Directive — Can you copy the entries below word for word, beginning with the very first line and stopping after the line that contains "data-label: 10.7 (430, 306, 555, 378)"?

--- BEGIN ---

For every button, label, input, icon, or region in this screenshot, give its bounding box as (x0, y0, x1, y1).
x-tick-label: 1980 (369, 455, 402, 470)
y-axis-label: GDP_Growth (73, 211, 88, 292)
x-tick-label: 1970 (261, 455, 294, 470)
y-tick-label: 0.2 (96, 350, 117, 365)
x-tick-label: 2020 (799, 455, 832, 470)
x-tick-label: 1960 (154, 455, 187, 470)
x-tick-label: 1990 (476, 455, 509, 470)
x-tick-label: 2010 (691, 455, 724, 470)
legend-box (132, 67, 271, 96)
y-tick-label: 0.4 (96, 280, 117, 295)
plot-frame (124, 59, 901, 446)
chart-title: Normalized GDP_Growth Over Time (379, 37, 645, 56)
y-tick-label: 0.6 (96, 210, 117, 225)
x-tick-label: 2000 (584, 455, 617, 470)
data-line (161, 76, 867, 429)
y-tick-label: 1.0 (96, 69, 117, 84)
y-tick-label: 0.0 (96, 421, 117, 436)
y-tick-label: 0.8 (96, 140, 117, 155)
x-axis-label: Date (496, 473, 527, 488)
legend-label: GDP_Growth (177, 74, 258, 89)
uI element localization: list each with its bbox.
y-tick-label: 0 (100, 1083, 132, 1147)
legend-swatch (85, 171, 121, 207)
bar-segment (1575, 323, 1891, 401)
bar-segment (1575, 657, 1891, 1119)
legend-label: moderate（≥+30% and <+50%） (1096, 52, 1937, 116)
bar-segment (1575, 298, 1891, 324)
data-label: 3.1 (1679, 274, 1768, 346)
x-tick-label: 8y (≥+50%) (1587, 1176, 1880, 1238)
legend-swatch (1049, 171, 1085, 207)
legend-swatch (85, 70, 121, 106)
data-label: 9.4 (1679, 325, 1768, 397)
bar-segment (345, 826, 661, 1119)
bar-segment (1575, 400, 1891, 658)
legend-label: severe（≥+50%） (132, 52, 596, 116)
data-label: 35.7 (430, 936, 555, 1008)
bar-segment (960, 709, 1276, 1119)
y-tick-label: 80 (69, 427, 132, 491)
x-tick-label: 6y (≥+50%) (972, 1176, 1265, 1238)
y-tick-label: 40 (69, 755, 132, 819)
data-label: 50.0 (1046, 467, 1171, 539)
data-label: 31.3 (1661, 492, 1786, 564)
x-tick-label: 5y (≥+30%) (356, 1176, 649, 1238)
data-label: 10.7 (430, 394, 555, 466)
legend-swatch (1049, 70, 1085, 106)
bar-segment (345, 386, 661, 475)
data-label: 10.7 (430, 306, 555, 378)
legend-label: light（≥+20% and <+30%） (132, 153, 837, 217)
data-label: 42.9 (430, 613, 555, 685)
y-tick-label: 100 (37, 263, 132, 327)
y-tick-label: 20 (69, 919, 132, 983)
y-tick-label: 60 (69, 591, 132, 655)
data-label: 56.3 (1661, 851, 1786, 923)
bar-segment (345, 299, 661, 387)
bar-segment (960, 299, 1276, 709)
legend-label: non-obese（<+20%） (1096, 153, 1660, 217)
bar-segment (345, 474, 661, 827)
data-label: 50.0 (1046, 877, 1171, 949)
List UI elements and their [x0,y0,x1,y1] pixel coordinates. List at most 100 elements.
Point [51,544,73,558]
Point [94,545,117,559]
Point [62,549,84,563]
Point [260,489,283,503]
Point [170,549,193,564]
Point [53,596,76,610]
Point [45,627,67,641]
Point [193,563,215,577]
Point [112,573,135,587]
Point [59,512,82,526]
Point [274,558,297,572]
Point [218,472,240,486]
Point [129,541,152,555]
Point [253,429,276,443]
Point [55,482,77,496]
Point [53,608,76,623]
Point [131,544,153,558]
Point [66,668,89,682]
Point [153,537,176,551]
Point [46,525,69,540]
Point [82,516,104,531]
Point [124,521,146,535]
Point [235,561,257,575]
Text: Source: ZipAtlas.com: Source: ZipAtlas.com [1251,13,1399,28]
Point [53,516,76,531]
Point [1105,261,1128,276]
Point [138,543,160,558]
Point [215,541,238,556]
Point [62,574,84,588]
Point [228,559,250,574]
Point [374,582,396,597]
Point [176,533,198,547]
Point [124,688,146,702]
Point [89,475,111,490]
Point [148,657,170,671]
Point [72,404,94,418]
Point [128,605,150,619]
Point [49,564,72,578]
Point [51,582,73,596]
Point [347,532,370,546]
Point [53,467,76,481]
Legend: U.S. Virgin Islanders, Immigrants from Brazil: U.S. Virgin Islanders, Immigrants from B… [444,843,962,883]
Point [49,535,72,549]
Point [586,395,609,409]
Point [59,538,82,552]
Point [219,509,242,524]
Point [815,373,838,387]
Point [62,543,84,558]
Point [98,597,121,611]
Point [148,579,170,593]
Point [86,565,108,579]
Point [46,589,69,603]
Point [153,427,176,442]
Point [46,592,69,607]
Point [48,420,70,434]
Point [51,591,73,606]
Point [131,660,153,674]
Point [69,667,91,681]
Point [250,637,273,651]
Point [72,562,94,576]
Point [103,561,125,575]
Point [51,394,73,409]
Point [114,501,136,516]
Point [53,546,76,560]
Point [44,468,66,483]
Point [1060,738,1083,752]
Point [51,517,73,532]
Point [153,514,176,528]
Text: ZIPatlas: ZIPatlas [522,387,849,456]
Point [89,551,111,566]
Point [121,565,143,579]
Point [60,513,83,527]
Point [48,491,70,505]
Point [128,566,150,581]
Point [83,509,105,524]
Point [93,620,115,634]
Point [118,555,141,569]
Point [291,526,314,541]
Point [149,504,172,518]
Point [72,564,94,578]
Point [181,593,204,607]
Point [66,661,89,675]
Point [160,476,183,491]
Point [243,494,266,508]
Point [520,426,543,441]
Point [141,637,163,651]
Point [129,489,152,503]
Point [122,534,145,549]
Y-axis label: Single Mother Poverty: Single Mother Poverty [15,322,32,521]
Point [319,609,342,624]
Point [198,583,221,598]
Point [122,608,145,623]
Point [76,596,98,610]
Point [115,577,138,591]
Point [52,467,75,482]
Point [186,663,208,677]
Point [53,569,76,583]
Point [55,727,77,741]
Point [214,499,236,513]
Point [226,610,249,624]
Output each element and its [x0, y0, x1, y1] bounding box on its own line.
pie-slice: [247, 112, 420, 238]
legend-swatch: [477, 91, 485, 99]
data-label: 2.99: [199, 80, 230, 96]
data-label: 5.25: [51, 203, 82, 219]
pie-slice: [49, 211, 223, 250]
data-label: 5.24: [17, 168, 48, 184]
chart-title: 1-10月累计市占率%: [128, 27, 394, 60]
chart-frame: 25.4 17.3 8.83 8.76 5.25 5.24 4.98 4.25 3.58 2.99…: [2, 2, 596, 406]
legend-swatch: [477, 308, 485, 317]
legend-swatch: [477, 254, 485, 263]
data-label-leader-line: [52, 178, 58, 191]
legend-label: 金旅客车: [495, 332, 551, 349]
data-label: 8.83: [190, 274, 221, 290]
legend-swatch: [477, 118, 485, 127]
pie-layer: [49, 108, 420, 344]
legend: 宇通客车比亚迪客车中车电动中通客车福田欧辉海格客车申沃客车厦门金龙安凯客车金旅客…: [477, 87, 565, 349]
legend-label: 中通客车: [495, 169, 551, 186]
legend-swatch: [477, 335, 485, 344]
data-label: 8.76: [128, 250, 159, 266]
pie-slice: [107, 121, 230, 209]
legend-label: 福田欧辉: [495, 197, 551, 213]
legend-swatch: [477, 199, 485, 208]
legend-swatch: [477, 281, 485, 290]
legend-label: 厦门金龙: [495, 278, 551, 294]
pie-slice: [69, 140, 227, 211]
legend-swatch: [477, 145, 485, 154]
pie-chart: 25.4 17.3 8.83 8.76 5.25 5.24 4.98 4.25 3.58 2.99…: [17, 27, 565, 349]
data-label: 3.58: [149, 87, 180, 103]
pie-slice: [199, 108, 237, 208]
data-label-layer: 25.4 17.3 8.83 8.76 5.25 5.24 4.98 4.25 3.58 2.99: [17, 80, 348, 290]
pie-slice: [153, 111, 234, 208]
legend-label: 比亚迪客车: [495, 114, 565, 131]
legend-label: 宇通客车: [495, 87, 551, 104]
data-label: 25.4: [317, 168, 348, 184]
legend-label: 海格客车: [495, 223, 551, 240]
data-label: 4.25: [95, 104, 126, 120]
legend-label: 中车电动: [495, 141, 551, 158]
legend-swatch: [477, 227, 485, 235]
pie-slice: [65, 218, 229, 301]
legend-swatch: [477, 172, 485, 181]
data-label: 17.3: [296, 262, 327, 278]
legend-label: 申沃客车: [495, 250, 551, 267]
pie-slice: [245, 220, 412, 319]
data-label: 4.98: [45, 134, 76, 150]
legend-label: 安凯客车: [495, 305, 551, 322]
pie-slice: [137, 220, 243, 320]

--- END ---

Problem solution —
For every button, label, input, icon, or region in this screenshot, give its bounding box as (x0, y0, x1, y1).
x-tick-label: 1980 (369, 455, 402, 470)
y-axis-label: GDP_Growth (73, 211, 88, 292)
x-tick-label: 1970 (261, 455, 294, 470)
y-tick-label: 0.2 (96, 350, 117, 365)
x-tick-label: 2020 (799, 455, 832, 470)
x-tick-label: 1960 (154, 455, 187, 470)
x-tick-label: 1990 (476, 455, 509, 470)
x-tick-label: 2010 (691, 455, 724, 470)
legend-box (132, 67, 271, 96)
y-tick-label: 0.4 (96, 280, 117, 295)
plot-frame (124, 59, 901, 446)
chart-title: Normalized GDP_Growth Over Time (379, 37, 645, 56)
y-tick-label: 0.6 (96, 210, 117, 225)
x-tick-label: 2000 (584, 455, 617, 470)
data-line (161, 76, 867, 429)
y-tick-label: 1.0 (96, 69, 117, 84)
y-tick-label: 0.0 (96, 421, 117, 436)
y-tick-label: 0.8 (96, 140, 117, 155)
x-axis-label: Date (496, 473, 527, 488)
legend-label: GDP_Growth (177, 74, 258, 89)
uI element localization: list each with its bbox.
y-tick-label: 0 (100, 1083, 132, 1147)
legend-swatch (85, 171, 121, 207)
bar-segment (1575, 323, 1891, 401)
bar-segment (1575, 657, 1891, 1119)
legend-label: moderate（≥+30% and <+50%） (1096, 52, 1937, 116)
bar-segment (1575, 298, 1891, 324)
data-label: 3.1 (1679, 274, 1768, 346)
x-tick-label: 8y (≥+50%) (1587, 1176, 1880, 1238)
legend-swatch (1049, 171, 1085, 207)
legend-swatch (85, 70, 121, 106)
data-label: 9.4 (1679, 325, 1768, 397)
bar-segment (345, 826, 661, 1119)
bar-segment (1575, 400, 1891, 658)
legend-label: severe（≥+50%） (132, 52, 596, 116)
data-label: 35.7 (430, 936, 555, 1008)
bar-segment (960, 709, 1276, 1119)
y-tick-label: 80 (69, 427, 132, 491)
x-tick-label: 6y (≥+50%) (972, 1176, 1265, 1238)
y-tick-label: 40 (69, 755, 132, 819)
data-label: 50.0 (1046, 467, 1171, 539)
data-label: 31.3 (1661, 492, 1786, 564)
x-tick-label: 5y (≥+30%) (356, 1176, 649, 1238)
data-label: 10.7 (430, 394, 555, 466)
legend-swatch (1049, 70, 1085, 106)
bar-segment (345, 386, 661, 475)
data-label: 10.7 (430, 306, 555, 378)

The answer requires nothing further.